Exercise ▸ Extract every line of the data below and reproduce each one verbatim, without alteration.

Records for this exercise ▸
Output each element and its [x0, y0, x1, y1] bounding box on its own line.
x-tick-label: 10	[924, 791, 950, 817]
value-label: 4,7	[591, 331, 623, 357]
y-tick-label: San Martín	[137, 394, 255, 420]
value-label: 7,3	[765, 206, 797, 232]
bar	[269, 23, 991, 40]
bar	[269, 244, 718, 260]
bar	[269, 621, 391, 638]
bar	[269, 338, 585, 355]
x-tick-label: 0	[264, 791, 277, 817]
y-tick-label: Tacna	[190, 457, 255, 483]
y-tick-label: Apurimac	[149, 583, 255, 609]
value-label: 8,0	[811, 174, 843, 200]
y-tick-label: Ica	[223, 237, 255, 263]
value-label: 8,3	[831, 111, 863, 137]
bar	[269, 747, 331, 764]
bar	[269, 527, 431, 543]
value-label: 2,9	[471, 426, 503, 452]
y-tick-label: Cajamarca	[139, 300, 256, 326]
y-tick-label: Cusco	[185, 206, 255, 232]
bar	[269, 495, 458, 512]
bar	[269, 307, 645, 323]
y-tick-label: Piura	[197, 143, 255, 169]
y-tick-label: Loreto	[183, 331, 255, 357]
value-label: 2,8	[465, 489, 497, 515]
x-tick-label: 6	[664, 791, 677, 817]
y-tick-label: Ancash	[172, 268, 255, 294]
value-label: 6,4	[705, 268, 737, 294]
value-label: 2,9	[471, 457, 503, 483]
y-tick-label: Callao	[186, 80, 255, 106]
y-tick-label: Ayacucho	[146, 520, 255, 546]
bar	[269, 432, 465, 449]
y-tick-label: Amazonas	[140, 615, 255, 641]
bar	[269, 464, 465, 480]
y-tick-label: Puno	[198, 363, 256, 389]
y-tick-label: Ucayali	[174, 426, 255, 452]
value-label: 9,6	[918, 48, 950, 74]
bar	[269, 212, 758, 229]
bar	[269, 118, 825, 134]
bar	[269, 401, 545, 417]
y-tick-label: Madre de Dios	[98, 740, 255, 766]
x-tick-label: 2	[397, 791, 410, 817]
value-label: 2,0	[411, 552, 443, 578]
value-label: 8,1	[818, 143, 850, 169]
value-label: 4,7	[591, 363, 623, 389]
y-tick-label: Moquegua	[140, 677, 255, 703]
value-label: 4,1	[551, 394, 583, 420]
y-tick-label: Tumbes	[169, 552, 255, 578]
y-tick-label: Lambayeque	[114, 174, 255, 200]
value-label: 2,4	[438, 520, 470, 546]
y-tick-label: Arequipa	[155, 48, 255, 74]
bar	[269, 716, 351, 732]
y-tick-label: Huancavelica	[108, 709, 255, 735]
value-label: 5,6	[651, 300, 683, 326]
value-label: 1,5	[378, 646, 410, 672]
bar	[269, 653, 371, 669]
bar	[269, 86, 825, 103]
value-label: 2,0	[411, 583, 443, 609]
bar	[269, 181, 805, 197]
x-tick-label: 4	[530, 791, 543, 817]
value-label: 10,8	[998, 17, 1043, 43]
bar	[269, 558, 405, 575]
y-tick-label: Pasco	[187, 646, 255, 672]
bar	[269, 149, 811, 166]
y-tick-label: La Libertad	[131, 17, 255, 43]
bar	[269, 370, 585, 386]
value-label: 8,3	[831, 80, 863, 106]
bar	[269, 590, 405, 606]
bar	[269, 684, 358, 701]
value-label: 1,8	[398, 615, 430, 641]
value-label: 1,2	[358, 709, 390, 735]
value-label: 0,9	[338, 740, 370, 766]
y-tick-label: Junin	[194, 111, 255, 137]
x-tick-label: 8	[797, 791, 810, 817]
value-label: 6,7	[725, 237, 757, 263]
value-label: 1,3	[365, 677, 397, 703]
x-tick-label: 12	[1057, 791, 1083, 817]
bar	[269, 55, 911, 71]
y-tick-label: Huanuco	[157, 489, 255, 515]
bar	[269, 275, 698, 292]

Answer to the task ▸
Output each element and its [x0, y0, x1, y1] bounding box on its own line.
x-tick-label: 10	[924, 791, 950, 817]
value-label: 4,7	[591, 331, 623, 357]
y-tick-label: San Martín	[137, 394, 255, 420]
value-label: 7,3	[765, 206, 797, 232]
bar	[269, 23, 991, 40]
bar	[269, 244, 718, 260]
bar	[269, 621, 391, 638]
bar	[269, 338, 585, 355]
x-tick-label: 0	[264, 791, 277, 817]
y-tick-label: Tacna	[190, 457, 255, 483]
y-tick-label: Apurimac	[149, 583, 255, 609]
value-label: 8,0	[811, 174, 843, 200]
y-tick-label: Ica	[223, 237, 255, 263]
value-label: 8,3	[831, 111, 863, 137]
bar	[269, 747, 331, 764]
bar	[269, 527, 431, 543]
value-label: 2,9	[471, 426, 503, 452]
y-tick-label: Cajamarca	[139, 300, 256, 326]
y-tick-label: Cusco	[185, 206, 255, 232]
bar	[269, 495, 458, 512]
bar	[269, 307, 645, 323]
y-tick-label: Piura	[197, 143, 255, 169]
y-tick-label: Loreto	[183, 331, 255, 357]
value-label: 2,8	[465, 489, 497, 515]
x-tick-label: 6	[664, 791, 677, 817]
y-tick-label: Ancash	[172, 268, 255, 294]
value-label: 6,4	[705, 268, 737, 294]
value-label: 2,9	[471, 457, 503, 483]
y-tick-label: Callao	[186, 80, 255, 106]
y-tick-label: Ayacucho	[146, 520, 255, 546]
bar	[269, 432, 465, 449]
y-tick-label: Amazonas	[140, 615, 255, 641]
bar	[269, 464, 465, 480]
y-tick-label: Puno	[198, 363, 256, 389]
y-tick-label: Ucayali	[174, 426, 255, 452]
value-label: 9,6	[918, 48, 950, 74]
bar	[269, 212, 758, 229]
bar	[269, 118, 825, 134]
bar	[269, 401, 545, 417]
y-tick-label: Madre de Dios	[98, 740, 255, 766]
x-tick-label: 2	[397, 791, 410, 817]
value-label: 2,0	[411, 552, 443, 578]
value-label: 8,1	[818, 143, 850, 169]
value-label: 4,7	[591, 363, 623, 389]
y-tick-label: Moquegua	[140, 677, 255, 703]
value-label: 4,1	[551, 394, 583, 420]
y-tick-label: Tumbes	[169, 552, 255, 578]
y-tick-label: Lambayeque	[114, 174, 255, 200]
value-label: 2,4	[438, 520, 470, 546]
y-tick-label: Arequipa	[155, 48, 255, 74]
bar	[269, 716, 351, 732]
y-tick-label: Huancavelica	[108, 709, 255, 735]
value-label: 5,6	[651, 300, 683, 326]
value-label: 1,5	[378, 646, 410, 672]
bar	[269, 653, 371, 669]
bar	[269, 86, 825, 103]
value-label: 2,0	[411, 583, 443, 609]
bar	[269, 181, 805, 197]
x-tick-label: 4	[530, 791, 543, 817]
value-label: 10,8	[998, 17, 1043, 43]
bar	[269, 558, 405, 575]
y-tick-label: Pasco	[187, 646, 255, 672]
bar	[269, 149, 811, 166]
y-tick-label: La Libertad	[131, 17, 255, 43]
bar	[269, 370, 585, 386]
value-label: 8,3	[831, 80, 863, 106]
bar	[269, 590, 405, 606]
bar	[269, 684, 358, 701]
value-label: 1,8	[398, 615, 430, 641]
value-label: 1,2	[358, 709, 390, 735]
value-label: 0,9	[338, 740, 370, 766]
y-tick-label: Junin	[194, 111, 255, 137]
x-tick-label: 8	[797, 791, 810, 817]
value-label: 6,7	[725, 237, 757, 263]
value-label: 1,3	[365, 677, 397, 703]
x-tick-label: 12	[1057, 791, 1083, 817]
bar	[269, 55, 911, 71]
y-tick-label: Huanuco	[157, 489, 255, 515]
bar	[269, 275, 698, 292]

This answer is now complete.